* Problem details:
Transcribe every line exactly. Leave the pictures behind.

########################################

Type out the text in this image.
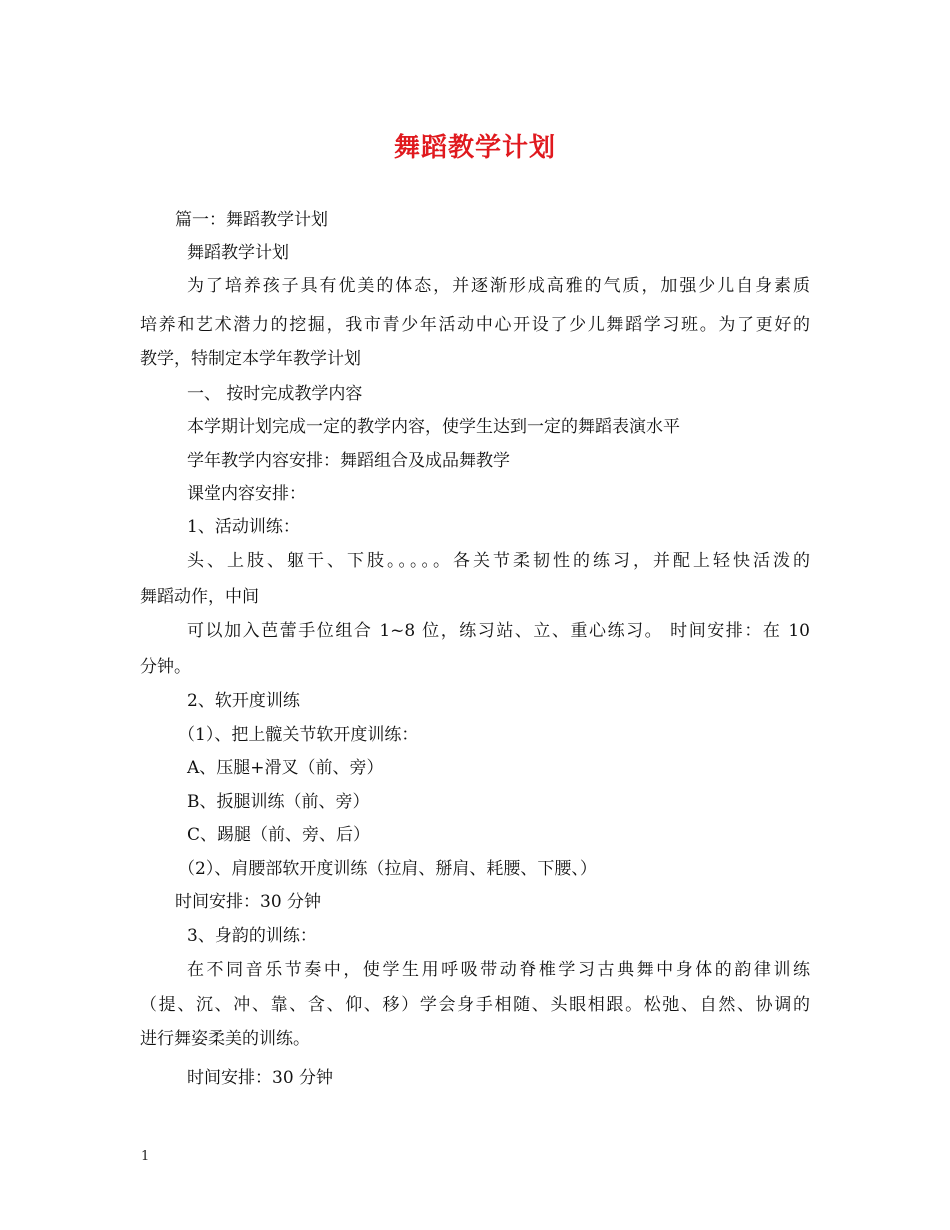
舞蹈教学计划
篇一：舞蹈教学计划
舞蹈教学计划
为了培养孩子具有优美的体态，并逐渐形成高雅的气质，加强少儿自身素质
培养和艺术潜力的挖掘，我市青少年活动中心开设了少儿舞蹈学习班。为了更好的
教学，特制定本学年教学计划
一、 按时完成教学内容
本学期计划完成一定的教学内容，使学生达到一定的舞蹈表演水平
学年教学内容安排：舞蹈组合及成品舞教学
课堂内容安排：
1、活动训练：
头、上肢、躯干、下肢。。。。。各关节柔韧性的练习，并配上轻快活泼的
舞蹈动作，中间
可以加入芭蕾手位组合 1~8 位，练习站、立、重心练习。 时间安排：在 10
分钟。
2、软开度训练
（1）、把上髋关节软开度训练：
A、压腿+滑叉（前、旁）
B、扳腿训练（前、旁）
C、踢腿（前、旁、后）
（2）、肩腰部软开度训练（拉肩、掰肩、耗腰、下腰、）
时间安排：30 分钟
3、身韵的训练：
在不同音乐节奏中，使学生用呼吸带动脊椎学习古典舞中身体的韵律训练
（提、沉、冲、靠、含、仰、移）学会身手相随、头眼相跟。松弛、自然、协调的
进行舞姿柔美的训练。
时间安排：30 分钟
1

########################################

* Response to the exercise:
Type out the text in this image.
舞蹈教学计划
篇一：舞蹈教学计划
舞蹈教学计划
为了培养孩子具有优美的体态，并逐渐形成高雅的气质，加强少儿自身素质
培养和艺术潜力的挖掘，我市青少年活动中心开设了少儿舞蹈学习班。为了更好的
教学，特制定本学年教学计划
一、 按时完成教学内容
本学期计划完成一定的教学内容，使学生达到一定的舞蹈表演水平
学年教学内容安排：舞蹈组合及成品舞教学
课堂内容安排：
1、活动训练：
头、上肢、躯干、下肢。。。。。各关节柔韧性的练习，并配上轻快活泼的
舞蹈动作，中间
可以加入芭蕾手位组合 1~8 位，练习站、立、重心练习。 时间安排：在 10
分钟。
2、软开度训练
（1）、把上髋关节软开度训练：
A、压腿+滑叉（前、旁）
B、扳腿训练（前、旁）
C、踢腿（前、旁、后）
（2）、肩腰部软开度训练（拉肩、掰肩、耗腰、下腰、）
时间安排：30 分钟
3、身韵的训练：
在不同音乐节奏中，使学生用呼吸带动脊椎学习古典舞中身体的韵律训练
（提、沉、冲、靠、含、仰、移）学会身手相随、头眼相跟。松弛、自然、协调的
进行舞姿柔美的训练。
时间安排：30 分钟
1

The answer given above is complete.